**WHAT IS REQUIRED:** Copy all lines below containing "Även".

**ITEMS:**
——————————
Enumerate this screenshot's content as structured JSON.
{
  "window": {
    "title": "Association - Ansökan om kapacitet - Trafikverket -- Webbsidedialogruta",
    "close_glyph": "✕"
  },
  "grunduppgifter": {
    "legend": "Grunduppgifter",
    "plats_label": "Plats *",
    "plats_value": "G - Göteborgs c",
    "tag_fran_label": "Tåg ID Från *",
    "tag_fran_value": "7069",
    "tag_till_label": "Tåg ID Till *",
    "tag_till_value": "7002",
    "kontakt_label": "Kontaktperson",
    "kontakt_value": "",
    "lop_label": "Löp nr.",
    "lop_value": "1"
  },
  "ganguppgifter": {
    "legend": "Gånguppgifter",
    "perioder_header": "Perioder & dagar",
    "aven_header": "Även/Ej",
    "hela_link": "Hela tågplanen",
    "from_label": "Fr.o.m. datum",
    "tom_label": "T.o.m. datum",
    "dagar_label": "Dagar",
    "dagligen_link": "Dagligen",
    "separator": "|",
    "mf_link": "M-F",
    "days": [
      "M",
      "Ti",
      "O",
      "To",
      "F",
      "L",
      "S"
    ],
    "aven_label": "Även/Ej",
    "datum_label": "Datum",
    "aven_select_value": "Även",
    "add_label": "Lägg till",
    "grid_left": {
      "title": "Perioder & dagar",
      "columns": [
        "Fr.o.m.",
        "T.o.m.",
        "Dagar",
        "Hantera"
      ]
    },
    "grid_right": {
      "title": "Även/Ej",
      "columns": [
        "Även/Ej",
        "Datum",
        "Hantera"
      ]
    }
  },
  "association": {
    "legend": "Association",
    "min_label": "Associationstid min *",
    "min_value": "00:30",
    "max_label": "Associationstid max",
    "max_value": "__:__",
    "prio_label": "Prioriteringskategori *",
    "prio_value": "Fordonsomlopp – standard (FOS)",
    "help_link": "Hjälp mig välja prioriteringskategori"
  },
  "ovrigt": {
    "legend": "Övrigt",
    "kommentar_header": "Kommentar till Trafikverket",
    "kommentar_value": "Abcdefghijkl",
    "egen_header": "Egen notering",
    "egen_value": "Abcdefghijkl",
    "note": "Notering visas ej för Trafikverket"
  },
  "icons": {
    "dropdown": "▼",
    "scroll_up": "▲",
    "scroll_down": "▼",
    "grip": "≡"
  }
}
——————————
**COMPLETE ANSWER:**
    "aven_header": "Även/Ej",
    "aven_label": "Även/Ej",
    "aven_select_value": "Även",
      "title": "Även/Ej",
        "Även/Ej",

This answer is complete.